▸ The task
For every line in the records below that contains the word "byggnader", add one to a count, and report only that count.

▸ Data section
* * * * * * *
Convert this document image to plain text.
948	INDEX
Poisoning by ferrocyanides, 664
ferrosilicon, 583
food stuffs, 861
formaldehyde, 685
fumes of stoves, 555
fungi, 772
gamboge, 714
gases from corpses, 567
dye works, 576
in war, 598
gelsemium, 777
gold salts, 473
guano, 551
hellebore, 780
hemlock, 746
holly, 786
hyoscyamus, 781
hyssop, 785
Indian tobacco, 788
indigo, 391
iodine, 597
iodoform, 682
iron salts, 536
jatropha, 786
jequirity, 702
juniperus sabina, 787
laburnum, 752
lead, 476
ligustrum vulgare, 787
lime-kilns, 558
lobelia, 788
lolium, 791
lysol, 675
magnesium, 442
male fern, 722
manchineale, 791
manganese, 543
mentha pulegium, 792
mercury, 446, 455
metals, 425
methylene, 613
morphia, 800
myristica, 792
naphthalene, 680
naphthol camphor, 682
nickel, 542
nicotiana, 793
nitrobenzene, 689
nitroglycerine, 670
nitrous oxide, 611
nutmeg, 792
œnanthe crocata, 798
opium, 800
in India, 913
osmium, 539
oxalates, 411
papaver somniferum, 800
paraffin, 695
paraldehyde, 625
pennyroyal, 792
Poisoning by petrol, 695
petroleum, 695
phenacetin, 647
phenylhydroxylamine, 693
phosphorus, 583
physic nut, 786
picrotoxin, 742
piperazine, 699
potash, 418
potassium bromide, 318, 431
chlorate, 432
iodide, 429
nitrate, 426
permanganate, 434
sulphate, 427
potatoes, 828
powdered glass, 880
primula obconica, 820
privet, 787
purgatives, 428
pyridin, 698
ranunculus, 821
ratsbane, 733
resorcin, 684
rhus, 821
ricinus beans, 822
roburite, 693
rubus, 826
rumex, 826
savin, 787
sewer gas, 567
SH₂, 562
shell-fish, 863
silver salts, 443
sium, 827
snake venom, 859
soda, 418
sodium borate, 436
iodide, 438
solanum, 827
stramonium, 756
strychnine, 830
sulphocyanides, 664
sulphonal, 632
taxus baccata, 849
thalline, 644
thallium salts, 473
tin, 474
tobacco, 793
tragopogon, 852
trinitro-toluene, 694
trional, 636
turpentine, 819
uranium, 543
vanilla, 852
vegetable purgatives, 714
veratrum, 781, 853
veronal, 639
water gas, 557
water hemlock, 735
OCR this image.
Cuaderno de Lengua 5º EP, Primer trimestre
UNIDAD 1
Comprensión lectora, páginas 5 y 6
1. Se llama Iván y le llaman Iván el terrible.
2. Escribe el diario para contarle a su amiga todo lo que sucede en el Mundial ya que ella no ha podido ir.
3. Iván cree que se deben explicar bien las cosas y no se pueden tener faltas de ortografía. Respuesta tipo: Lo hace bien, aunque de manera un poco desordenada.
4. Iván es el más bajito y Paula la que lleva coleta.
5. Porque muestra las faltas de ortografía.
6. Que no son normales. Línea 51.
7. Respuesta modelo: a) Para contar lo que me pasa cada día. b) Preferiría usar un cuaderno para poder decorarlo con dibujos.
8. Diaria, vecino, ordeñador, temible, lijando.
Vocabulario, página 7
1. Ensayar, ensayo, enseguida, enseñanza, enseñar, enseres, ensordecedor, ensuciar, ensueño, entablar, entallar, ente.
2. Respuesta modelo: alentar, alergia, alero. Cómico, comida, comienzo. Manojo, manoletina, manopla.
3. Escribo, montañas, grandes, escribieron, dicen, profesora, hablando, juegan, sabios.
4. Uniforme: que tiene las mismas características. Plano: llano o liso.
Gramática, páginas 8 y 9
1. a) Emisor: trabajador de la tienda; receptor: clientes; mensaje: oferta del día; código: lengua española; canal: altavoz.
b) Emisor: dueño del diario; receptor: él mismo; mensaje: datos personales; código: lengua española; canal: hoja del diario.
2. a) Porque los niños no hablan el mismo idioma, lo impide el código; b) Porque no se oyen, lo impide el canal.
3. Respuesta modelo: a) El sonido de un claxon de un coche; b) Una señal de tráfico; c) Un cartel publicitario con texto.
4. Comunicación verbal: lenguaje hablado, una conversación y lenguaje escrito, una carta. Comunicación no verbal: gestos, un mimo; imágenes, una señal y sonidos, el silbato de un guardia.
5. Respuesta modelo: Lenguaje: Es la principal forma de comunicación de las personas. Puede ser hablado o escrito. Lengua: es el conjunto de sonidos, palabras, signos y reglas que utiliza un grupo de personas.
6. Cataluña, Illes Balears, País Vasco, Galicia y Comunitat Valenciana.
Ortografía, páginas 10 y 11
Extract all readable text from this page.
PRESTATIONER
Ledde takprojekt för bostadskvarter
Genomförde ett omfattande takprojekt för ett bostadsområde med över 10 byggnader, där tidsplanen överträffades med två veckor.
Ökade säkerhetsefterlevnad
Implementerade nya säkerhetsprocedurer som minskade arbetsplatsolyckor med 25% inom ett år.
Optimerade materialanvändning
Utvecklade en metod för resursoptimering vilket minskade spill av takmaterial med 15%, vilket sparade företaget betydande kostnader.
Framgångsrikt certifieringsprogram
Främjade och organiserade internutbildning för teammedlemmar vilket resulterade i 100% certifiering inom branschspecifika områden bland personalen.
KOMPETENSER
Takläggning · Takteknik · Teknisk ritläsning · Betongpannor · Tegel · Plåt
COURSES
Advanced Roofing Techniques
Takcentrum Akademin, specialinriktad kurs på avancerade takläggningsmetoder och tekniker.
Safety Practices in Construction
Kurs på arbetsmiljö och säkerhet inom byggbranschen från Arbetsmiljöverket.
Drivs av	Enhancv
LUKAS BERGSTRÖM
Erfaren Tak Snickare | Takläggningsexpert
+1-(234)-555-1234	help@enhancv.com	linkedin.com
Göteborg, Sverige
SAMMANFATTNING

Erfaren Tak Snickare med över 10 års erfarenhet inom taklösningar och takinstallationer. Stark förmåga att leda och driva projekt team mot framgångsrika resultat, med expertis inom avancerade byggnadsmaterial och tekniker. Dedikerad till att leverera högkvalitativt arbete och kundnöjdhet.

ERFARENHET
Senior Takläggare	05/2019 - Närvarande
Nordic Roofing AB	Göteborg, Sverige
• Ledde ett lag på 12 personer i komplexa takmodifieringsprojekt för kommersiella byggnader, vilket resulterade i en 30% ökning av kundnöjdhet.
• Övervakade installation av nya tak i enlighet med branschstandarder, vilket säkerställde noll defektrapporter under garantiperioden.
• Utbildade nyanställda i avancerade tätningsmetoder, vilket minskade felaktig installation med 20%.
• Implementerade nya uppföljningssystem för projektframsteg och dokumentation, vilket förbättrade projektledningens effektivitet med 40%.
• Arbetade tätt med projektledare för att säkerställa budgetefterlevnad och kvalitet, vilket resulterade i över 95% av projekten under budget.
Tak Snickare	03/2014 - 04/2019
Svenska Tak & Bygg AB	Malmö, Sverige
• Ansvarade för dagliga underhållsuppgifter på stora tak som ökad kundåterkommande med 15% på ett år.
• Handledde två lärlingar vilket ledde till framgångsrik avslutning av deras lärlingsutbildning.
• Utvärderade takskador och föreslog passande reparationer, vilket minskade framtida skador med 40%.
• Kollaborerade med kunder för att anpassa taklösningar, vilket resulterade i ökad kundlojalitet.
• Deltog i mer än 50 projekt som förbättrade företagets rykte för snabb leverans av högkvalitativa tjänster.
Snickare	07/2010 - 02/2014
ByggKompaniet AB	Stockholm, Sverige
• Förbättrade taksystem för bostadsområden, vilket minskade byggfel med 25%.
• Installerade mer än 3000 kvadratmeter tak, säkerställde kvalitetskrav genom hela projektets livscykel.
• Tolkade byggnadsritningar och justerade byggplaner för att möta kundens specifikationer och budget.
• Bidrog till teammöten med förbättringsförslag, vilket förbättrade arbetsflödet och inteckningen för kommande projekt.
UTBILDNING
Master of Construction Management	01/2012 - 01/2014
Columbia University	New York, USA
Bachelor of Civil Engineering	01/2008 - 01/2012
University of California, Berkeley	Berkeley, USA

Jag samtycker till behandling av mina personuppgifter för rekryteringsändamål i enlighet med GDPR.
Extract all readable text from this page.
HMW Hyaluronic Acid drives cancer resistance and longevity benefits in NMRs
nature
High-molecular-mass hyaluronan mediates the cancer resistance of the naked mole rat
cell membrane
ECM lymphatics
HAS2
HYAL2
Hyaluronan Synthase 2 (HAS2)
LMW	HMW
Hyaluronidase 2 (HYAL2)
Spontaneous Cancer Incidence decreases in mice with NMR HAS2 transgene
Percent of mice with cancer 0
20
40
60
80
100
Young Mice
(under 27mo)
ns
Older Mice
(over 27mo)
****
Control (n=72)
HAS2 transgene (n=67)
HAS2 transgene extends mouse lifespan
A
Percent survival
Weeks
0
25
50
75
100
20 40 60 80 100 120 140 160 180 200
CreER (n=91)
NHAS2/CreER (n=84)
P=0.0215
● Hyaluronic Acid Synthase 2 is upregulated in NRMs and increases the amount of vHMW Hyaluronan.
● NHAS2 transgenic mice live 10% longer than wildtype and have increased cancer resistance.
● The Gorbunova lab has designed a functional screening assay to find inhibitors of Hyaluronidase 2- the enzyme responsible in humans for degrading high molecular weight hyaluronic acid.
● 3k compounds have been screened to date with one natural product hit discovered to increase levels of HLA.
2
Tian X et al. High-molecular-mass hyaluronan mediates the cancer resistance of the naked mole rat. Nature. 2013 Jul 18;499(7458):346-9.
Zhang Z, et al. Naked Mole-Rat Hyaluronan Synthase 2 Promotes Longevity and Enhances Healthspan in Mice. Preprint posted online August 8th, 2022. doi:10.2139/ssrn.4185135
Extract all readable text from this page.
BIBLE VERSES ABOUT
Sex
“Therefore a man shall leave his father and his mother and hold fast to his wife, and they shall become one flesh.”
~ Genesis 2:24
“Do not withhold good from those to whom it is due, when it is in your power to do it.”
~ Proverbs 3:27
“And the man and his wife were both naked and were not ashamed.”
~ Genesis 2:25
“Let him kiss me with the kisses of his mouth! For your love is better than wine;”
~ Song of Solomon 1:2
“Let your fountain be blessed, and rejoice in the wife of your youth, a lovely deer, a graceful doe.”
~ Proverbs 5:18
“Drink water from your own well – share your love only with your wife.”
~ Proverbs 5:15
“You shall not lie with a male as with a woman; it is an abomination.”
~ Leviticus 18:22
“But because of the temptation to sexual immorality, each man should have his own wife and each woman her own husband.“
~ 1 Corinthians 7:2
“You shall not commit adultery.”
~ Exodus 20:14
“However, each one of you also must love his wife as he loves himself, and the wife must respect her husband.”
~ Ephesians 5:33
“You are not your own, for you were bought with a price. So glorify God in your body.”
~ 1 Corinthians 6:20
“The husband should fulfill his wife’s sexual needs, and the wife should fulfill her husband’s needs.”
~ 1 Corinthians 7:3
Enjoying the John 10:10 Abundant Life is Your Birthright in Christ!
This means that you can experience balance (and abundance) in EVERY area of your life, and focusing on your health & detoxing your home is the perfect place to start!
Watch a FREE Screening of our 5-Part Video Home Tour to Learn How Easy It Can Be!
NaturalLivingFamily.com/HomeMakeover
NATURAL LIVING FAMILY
* * * * * * *
▸ Result of the task
2